SHORT EXERCISE: Find each line with the string "ylabel" and copy it.

THE INPUT:
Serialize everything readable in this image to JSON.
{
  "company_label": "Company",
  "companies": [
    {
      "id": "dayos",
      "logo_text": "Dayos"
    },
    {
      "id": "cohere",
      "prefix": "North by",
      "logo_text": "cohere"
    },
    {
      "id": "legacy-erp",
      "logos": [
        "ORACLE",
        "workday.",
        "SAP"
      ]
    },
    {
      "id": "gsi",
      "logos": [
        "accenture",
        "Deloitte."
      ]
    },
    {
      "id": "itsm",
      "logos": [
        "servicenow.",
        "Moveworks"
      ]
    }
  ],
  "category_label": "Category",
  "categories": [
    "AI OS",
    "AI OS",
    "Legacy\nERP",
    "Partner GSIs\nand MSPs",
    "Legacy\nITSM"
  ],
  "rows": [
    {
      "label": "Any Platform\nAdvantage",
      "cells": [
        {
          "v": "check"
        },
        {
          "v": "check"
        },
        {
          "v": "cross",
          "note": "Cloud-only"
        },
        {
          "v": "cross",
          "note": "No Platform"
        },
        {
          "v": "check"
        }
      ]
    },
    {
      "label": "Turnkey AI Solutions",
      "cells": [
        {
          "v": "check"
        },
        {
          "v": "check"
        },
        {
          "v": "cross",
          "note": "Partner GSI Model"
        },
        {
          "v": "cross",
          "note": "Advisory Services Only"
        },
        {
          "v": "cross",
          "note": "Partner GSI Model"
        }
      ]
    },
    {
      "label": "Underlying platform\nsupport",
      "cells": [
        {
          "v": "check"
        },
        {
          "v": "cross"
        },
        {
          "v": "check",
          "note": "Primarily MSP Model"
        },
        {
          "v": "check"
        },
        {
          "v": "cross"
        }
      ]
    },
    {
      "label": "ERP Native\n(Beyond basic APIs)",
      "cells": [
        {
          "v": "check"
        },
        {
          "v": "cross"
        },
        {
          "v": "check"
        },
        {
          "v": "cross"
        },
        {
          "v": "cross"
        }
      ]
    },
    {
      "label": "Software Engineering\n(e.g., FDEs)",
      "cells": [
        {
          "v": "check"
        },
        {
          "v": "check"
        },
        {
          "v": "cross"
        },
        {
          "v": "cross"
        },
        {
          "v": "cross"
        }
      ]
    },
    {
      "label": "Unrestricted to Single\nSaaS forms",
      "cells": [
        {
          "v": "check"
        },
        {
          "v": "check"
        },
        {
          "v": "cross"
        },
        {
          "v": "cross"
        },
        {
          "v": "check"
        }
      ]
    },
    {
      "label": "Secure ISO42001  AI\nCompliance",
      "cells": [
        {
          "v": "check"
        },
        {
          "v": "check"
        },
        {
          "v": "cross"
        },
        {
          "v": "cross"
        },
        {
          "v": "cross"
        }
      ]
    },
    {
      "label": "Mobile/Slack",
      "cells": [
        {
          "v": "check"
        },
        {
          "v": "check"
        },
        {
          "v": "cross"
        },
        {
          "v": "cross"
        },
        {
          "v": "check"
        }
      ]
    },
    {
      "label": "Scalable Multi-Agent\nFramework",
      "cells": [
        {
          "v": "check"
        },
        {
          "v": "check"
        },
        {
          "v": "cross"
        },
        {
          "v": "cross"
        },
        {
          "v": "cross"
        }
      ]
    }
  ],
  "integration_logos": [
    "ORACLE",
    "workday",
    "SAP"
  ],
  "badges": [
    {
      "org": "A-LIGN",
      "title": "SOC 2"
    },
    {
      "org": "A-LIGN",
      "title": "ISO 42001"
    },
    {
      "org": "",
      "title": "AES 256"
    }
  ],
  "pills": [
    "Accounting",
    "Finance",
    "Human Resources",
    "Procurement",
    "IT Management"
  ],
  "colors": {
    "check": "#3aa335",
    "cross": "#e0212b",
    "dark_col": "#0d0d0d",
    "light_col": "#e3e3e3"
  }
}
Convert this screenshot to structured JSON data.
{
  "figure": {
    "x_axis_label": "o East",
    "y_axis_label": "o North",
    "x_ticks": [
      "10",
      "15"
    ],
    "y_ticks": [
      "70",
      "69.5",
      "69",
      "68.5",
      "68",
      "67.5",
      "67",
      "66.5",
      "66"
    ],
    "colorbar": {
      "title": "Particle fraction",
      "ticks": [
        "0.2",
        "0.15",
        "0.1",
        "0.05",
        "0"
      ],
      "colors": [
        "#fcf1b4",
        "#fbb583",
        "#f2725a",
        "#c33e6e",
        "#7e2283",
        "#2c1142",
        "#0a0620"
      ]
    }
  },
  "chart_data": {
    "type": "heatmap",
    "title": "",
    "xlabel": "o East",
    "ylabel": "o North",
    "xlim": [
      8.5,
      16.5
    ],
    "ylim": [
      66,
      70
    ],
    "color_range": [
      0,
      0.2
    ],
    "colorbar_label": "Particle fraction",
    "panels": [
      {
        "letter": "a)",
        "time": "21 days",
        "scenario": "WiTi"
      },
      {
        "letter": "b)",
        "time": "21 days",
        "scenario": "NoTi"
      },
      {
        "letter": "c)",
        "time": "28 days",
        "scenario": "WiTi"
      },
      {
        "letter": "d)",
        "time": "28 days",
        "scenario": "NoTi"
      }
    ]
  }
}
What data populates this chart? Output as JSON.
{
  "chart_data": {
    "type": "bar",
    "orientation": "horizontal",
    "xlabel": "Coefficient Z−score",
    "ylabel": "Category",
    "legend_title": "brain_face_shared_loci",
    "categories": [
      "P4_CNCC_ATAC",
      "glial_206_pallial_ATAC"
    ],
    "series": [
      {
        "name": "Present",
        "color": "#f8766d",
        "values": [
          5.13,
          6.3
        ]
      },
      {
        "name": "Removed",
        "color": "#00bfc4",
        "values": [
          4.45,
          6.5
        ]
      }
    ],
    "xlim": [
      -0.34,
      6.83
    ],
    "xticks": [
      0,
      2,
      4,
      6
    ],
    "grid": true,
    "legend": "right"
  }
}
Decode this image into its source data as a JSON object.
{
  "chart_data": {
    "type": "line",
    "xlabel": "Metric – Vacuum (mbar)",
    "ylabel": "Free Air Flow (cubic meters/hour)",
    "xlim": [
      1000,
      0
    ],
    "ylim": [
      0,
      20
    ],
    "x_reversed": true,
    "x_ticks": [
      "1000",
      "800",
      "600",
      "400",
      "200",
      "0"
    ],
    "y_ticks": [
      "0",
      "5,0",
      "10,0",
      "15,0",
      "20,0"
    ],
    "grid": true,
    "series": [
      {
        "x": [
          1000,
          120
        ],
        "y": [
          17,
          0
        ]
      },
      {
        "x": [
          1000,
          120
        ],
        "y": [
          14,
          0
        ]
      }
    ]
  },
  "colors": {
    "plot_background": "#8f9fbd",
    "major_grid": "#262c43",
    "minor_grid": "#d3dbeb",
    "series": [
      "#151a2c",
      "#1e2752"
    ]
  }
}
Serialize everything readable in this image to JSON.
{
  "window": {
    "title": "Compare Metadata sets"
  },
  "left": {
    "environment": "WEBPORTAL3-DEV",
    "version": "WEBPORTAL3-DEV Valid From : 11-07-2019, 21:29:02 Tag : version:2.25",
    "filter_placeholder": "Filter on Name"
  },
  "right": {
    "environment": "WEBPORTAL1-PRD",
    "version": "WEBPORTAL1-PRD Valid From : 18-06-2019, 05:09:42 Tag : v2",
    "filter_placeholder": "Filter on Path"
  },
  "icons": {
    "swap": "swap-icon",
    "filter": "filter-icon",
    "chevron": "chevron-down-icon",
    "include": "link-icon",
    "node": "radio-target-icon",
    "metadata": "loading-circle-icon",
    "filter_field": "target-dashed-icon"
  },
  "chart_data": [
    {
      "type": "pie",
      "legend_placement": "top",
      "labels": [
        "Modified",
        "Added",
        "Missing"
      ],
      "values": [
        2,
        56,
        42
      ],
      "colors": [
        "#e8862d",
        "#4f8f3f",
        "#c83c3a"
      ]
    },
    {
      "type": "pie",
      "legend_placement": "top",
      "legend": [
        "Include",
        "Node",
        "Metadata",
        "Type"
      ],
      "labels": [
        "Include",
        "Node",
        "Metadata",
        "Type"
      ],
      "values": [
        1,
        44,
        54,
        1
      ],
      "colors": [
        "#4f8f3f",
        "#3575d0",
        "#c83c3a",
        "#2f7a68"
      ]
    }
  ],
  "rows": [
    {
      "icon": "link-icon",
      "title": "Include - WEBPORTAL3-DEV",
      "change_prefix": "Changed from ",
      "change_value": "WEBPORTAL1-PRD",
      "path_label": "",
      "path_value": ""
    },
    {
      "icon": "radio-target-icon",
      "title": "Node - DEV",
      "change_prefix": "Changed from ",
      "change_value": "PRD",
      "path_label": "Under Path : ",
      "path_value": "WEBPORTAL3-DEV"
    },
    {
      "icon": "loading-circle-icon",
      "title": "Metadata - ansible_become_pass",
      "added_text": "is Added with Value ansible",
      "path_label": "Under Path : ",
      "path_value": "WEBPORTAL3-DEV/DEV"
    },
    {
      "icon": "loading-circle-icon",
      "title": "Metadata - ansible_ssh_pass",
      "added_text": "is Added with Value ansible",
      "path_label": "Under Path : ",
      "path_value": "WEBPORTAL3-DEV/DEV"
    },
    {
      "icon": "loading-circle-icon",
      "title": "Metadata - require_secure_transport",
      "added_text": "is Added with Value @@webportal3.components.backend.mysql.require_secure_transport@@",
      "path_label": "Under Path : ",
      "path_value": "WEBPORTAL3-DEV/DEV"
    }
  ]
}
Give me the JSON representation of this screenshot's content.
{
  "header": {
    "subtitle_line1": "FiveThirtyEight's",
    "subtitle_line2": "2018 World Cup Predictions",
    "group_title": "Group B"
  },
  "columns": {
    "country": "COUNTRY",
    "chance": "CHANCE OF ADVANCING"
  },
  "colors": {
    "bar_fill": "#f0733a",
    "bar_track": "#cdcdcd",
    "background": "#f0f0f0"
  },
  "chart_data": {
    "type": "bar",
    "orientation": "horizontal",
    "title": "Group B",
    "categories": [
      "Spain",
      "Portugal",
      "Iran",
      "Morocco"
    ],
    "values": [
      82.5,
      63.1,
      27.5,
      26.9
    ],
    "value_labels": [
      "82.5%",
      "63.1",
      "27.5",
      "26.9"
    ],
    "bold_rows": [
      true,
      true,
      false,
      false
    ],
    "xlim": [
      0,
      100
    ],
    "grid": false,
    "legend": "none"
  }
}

SOLUTION TO THE PROBLEM:
    "ylabel": "o North",
    "ylabel": "Category",
    "ylabel": "Free Air Flow (cubic meters/hour)",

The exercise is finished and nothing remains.